(What to work on) Extract each line where the string "negative" shows up.
::: Extracted information
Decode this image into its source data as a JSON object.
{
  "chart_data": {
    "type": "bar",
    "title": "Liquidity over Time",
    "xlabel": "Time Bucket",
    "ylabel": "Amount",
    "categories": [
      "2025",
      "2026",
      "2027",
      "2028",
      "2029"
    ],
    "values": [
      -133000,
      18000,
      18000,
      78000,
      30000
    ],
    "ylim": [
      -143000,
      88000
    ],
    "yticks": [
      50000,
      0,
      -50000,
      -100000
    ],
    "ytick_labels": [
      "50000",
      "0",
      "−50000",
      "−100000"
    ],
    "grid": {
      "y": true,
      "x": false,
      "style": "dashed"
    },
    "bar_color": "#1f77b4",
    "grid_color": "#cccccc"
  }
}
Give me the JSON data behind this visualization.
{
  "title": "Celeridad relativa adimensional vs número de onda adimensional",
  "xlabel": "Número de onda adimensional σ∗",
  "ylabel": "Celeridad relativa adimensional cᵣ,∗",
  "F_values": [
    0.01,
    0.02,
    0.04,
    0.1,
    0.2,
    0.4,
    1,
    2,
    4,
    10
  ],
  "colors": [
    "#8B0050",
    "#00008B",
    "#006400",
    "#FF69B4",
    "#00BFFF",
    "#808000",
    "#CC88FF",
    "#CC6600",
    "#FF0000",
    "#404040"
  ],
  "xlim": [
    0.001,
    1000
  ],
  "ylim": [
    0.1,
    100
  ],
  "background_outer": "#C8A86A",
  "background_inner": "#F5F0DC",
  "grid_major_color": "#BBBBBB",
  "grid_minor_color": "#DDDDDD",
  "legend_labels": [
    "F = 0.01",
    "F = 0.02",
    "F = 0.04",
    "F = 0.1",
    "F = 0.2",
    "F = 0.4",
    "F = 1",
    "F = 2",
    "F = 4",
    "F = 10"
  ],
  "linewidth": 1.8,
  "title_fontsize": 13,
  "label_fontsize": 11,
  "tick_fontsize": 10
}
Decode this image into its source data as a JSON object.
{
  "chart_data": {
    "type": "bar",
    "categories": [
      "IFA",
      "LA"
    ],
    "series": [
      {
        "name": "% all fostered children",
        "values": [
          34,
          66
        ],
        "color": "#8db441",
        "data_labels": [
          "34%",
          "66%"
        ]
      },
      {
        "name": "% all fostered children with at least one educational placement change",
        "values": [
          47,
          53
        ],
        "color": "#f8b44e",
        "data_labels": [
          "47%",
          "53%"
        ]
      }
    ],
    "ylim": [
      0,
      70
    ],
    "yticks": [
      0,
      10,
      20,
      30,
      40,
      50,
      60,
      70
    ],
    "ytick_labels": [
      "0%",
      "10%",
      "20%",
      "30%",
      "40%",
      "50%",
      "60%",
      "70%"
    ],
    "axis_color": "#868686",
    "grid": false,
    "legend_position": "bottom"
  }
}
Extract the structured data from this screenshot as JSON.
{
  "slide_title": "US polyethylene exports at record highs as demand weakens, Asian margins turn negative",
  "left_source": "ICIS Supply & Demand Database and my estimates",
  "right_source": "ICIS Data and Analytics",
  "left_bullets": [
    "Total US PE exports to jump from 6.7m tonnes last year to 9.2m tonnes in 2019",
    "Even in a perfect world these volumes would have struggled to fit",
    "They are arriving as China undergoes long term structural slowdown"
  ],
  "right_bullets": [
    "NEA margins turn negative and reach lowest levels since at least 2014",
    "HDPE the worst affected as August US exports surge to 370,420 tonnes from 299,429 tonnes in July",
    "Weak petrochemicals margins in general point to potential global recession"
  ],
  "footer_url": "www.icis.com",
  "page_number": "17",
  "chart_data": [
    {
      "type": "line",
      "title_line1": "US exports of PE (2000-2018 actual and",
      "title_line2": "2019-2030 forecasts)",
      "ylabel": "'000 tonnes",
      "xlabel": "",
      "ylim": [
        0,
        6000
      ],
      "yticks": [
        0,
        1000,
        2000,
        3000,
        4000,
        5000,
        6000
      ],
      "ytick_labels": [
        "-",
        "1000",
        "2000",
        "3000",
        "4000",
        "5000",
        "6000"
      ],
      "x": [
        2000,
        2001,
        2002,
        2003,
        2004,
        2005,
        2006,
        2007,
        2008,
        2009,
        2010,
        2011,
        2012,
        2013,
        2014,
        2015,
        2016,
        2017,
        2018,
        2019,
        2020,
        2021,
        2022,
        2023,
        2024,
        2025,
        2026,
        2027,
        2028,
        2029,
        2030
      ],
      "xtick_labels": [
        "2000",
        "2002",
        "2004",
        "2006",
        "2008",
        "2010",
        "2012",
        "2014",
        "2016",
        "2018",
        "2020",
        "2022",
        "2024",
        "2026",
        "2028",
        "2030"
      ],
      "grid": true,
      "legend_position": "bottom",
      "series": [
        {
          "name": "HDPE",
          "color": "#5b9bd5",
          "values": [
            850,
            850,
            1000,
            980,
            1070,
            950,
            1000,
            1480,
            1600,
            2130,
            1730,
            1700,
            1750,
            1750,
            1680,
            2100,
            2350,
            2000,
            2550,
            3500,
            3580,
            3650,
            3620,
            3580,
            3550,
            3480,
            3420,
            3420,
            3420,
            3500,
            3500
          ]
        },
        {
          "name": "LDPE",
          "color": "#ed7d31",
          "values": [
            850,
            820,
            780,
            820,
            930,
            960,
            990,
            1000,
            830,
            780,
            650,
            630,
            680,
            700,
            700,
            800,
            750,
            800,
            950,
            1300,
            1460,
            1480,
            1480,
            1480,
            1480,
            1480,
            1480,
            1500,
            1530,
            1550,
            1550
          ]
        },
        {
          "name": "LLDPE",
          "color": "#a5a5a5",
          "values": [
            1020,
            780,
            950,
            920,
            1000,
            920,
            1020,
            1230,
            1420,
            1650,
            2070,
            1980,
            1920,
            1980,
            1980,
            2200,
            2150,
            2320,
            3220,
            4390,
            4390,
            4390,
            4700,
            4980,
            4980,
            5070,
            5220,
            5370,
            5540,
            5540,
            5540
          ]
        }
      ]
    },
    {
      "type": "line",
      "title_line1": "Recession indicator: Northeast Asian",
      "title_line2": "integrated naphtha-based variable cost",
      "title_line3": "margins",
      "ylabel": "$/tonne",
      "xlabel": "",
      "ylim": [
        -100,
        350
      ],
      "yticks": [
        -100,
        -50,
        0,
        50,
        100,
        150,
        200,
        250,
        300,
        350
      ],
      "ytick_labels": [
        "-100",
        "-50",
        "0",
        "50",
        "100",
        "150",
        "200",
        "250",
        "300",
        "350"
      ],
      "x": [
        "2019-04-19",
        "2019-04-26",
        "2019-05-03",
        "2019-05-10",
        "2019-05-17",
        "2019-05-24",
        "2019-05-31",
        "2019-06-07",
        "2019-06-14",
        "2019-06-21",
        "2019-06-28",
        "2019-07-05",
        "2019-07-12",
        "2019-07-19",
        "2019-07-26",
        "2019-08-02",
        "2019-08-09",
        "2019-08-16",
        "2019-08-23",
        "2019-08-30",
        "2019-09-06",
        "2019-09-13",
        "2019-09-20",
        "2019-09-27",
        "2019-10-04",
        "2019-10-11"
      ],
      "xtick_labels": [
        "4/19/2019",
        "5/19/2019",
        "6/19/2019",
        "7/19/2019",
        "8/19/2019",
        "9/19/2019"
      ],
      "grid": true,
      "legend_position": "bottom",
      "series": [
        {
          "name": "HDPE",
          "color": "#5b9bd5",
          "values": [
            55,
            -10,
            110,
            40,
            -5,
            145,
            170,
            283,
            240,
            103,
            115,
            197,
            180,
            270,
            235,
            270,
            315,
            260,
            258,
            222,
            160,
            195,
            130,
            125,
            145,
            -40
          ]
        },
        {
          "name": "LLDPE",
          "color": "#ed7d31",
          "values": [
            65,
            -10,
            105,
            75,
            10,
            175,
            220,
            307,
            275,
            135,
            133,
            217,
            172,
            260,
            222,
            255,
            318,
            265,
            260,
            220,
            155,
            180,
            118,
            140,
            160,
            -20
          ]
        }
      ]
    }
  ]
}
::::::
(Answer)
  "slide_title": "US polyethylene exports at record highs as demand weakens, Asian margins turn negative",
    "NEA margins turn negative and reach lowest levels since at least 2014",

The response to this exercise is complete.